_Material for the task_.
* START *
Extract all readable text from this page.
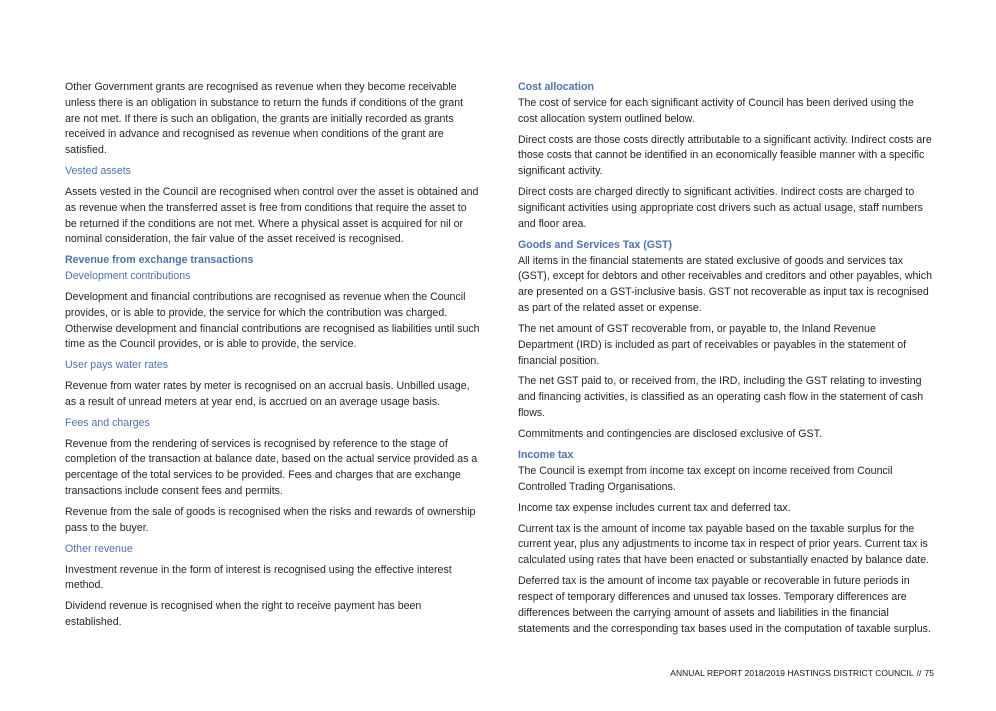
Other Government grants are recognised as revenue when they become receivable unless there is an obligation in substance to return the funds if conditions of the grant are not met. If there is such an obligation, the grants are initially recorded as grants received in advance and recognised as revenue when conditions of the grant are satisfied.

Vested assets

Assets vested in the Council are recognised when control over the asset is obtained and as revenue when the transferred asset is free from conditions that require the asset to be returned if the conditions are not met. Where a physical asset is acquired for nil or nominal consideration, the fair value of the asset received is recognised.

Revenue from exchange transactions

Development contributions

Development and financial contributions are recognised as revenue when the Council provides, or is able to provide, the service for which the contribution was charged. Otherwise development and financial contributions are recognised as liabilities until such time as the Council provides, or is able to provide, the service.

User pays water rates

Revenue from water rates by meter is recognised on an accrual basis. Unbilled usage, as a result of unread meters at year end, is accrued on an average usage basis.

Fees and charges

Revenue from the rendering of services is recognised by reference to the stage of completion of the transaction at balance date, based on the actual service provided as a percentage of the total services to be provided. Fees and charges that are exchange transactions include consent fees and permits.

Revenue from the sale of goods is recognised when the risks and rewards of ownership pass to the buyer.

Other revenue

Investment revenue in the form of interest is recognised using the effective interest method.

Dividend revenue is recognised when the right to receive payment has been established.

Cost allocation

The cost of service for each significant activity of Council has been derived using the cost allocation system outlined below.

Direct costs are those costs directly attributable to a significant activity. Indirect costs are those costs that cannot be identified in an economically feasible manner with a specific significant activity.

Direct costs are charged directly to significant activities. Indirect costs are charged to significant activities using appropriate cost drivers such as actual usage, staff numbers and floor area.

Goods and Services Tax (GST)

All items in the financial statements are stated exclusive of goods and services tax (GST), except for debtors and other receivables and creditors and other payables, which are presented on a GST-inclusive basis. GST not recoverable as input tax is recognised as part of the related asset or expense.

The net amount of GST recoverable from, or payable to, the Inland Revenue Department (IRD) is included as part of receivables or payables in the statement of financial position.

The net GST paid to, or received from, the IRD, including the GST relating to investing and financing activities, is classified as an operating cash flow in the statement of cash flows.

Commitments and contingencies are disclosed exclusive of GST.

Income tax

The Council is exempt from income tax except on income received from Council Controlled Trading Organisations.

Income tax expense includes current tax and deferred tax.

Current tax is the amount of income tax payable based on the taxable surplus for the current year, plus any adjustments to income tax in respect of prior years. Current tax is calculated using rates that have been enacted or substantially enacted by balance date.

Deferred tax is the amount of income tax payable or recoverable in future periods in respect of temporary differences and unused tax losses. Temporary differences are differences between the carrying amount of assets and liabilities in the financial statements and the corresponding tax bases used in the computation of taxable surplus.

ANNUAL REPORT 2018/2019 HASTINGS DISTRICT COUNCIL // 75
* END *
_Work instructions_. How many of these lines contain "surplus"? Write only the number.

_Answer in full_. 2